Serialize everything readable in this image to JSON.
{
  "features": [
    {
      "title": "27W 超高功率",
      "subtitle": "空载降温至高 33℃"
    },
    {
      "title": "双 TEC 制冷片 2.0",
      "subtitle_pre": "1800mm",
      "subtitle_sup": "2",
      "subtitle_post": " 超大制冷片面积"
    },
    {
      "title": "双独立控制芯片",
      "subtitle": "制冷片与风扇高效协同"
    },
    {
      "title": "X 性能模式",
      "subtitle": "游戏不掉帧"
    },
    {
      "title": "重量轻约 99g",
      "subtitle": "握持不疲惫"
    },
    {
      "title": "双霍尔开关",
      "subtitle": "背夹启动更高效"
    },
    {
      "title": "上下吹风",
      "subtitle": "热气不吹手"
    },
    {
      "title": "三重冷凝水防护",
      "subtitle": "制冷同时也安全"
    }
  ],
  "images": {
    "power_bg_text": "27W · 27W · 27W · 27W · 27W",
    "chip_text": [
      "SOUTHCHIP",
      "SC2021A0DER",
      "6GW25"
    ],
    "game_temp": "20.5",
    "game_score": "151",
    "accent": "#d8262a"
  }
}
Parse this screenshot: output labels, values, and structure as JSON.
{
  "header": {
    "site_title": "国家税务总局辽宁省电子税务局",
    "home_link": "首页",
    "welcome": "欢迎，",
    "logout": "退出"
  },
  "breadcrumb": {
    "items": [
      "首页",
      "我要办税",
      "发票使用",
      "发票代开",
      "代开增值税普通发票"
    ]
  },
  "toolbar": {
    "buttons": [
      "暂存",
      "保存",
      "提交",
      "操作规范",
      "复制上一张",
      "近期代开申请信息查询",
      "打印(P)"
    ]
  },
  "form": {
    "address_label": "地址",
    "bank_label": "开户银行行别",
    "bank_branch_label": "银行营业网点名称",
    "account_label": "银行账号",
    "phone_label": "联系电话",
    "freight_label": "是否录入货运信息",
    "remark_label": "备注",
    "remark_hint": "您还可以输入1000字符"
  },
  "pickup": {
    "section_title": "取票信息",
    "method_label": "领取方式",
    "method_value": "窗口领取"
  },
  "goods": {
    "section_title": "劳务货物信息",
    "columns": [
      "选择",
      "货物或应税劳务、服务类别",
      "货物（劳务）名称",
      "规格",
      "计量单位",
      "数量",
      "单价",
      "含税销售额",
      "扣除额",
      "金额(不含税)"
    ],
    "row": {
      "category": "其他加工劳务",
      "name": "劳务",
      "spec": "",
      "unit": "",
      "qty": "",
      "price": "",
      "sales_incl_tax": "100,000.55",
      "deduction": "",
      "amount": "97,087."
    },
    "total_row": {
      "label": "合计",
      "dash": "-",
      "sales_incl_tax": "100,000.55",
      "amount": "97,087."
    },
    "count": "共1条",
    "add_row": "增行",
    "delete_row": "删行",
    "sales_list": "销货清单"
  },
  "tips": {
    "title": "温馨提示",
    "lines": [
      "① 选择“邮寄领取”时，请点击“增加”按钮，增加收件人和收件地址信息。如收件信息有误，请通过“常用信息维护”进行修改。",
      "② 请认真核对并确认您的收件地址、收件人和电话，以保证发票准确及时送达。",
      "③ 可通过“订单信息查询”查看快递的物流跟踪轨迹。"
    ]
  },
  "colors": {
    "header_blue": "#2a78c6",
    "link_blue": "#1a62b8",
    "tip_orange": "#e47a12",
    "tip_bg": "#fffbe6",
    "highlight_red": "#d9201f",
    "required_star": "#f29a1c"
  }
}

#### Exercise description:
Can you reproduce all the material exactly?

#### Correct output:
Serialize everything readable in this image to JSON.
{
  "features": [
    {
      "title": "27W 超高功率",
      "subtitle": "空载降温至高 33℃"
    },
    {
      "title": "双 TEC 制冷片 2.0",
      "subtitle_pre": "1800mm",
      "subtitle_sup": "2",
      "subtitle_post": " 超大制冷片面积"
    },
    {
      "title": "双独立控制芯片",
      "subtitle": "制冷片与风扇高效协同"
    },
    {
      "title": "X 性能模式",
      "subtitle": "游戏不掉帧"
    },
    {
      "title": "重量轻约 99g",
      "subtitle": "握持不疲惫"
    },
    {
      "title": "双霍尔开关",
      "subtitle": "背夹启动更高效"
    },
    {
      "title": "上下吹风",
      "subtitle": "热气不吹手"
    },
    {
      "title": "三重冷凝水防护",
      "subtitle": "制冷同时也安全"
    }
  ],
  "images": {
    "power_bg_text": "27W · 27W · 27W · 27W · 27W",
    "chip_text": [
      "SOUTHCHIP",
      "SC2021A0DER",
      "6GW25"
    ],
    "game_temp": "20.5",
    "game_score": "151",
    "accent": "#d8262a"
  }
}
Parse this screenshot: output labels, values, and structure as JSON.
{
  "header": {
    "site_title": "国家税务总局辽宁省电子税务局",
    "home_link": "首页",
    "welcome": "欢迎，",
    "logout": "退出"
  },
  "breadcrumb": {
    "items": [
      "首页",
      "我要办税",
      "发票使用",
      "发票代开",
      "代开增值税普通发票"
    ]
  },
  "toolbar": {
    "buttons": [
      "暂存",
      "保存",
      "提交",
      "操作规范",
      "复制上一张",
      "近期代开申请信息查询",
      "打印(P)"
    ]
  },
  "form": {
    "address_label": "地址",
    "bank_label": "开户银行行别",
    "bank_branch_label": "银行营业网点名称",
    "account_label": "银行账号",
    "phone_label": "联系电话",
    "freight_label": "是否录入货运信息",
    "remark_label": "备注",
    "remark_hint": "您还可以输入1000字符"
  },
  "pickup": {
    "section_title": "取票信息",
    "method_label": "领取方式",
    "method_value": "窗口领取"
  },
  "goods": {
    "section_title": "劳务货物信息",
    "columns": [
      "选择",
      "货物或应税劳务、服务类别",
      "货物（劳务）名称",
      "规格",
      "计量单位",
      "数量",
      "单价",
      "含税销售额",
      "扣除额",
      "金额(不含税)"
    ],
    "row": {
      "category": "其他加工劳务",
      "name": "劳务",
      "spec": "",
      "unit": "",
      "qty": "",
      "price": "",
      "sales_incl_tax": "100,000.55",
      "deduction": "",
      "amount": "97,087."
    },
    "total_row": {
      "label": "合计",
      "dash": "-",
      "sales_incl_tax": "100,000.55",
      "amount": "97,087."
    },
    "count": "共1条",
    "add_row": "增行",
    "delete_row": "删行",
    "sales_list": "销货清单"
  },
  "tips": {
    "title": "温馨提示",
    "lines": [
      "① 选择“邮寄领取”时，请点击“增加”按钮，增加收件人和收件地址信息。如收件信息有误，请通过“常用信息维护”进行修改。",
      "② 请认真核对并确认您的收件地址、收件人和电话，以保证发票准确及时送达。",
      "③ 可通过“订单信息查询”查看快递的物流跟踪轨迹。"
    ]
  },
  "colors": {
    "header_blue": "#2a78c6",
    "link_blue": "#1a62b8",
    "tip_orange": "#e47a12",
    "tip_bg": "#fffbe6",
    "highlight_red": "#d9201f",
    "required_star": "#f29a1c"
  }
}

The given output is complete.